What to do. Gather the lines that hold the string "Średnia".

Dataset entries.
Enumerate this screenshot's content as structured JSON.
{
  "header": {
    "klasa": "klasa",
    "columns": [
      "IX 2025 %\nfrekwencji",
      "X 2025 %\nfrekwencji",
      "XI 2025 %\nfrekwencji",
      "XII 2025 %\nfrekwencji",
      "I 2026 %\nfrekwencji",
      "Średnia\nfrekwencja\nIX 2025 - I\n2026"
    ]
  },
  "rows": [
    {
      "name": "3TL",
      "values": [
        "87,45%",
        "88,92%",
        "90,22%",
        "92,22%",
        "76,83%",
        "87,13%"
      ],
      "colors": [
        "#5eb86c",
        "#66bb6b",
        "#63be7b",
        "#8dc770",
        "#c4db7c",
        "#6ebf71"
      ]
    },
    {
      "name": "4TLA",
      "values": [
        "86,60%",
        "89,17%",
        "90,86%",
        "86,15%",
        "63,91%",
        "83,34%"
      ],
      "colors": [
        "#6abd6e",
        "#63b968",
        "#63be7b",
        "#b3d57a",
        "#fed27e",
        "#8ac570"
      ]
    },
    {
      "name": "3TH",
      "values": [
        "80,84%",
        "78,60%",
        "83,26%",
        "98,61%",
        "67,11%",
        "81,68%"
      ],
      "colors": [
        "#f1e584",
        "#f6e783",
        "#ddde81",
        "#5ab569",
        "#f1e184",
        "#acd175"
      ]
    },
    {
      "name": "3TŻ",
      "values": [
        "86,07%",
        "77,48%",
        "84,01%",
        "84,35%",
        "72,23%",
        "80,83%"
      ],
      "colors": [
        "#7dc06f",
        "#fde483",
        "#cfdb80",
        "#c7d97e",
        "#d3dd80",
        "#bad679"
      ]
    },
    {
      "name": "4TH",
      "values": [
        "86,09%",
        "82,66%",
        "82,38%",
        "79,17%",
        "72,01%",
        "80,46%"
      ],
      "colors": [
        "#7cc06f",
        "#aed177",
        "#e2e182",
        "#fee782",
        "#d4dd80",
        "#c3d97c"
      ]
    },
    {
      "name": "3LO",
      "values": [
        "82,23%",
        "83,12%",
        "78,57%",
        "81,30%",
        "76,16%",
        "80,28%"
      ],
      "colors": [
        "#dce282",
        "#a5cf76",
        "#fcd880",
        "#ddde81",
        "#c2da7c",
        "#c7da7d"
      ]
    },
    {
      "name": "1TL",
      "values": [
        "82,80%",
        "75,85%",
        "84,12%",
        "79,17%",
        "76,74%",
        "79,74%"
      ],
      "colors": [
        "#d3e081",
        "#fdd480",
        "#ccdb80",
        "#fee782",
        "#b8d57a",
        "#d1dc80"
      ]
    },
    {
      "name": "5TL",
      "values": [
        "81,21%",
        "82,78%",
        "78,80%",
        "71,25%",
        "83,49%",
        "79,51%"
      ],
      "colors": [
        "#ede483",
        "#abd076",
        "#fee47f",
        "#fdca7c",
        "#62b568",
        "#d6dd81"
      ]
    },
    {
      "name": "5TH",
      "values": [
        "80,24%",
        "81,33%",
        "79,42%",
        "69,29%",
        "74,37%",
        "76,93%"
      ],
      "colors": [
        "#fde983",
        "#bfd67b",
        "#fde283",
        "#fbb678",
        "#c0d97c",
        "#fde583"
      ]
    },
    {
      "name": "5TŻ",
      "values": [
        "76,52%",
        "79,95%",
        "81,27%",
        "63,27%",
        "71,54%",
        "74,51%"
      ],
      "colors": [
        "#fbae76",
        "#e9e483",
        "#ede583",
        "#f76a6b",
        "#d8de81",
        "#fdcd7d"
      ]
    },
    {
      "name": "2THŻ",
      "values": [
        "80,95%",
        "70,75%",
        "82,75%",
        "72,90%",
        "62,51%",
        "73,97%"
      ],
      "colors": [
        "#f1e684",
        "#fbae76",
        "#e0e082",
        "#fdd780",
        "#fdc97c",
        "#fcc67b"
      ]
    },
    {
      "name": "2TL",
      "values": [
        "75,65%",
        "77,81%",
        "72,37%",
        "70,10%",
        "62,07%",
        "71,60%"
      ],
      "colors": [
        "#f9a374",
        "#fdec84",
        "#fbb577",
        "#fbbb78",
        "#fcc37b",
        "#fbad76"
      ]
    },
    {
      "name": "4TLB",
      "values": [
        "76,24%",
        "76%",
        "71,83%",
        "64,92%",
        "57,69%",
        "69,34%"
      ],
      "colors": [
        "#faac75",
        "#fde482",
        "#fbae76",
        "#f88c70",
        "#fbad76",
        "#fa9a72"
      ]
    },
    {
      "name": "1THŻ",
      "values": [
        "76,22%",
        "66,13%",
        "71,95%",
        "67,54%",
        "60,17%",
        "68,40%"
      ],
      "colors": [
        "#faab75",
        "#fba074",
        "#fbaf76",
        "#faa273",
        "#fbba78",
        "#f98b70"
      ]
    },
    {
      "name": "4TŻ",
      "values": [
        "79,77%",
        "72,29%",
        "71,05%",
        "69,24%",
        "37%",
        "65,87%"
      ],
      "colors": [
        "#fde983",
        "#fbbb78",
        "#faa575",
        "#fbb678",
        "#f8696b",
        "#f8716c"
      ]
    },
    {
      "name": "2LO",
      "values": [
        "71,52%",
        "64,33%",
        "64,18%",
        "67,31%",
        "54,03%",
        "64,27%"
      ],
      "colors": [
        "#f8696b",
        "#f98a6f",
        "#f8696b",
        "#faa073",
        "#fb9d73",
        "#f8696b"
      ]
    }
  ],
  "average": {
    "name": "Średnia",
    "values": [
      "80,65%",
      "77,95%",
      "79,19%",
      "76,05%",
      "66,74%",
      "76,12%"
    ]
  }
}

Task answer.
      "Średnia\nfrekwencja\nIX 2025 - I\n2026"
    "name": "Średnia",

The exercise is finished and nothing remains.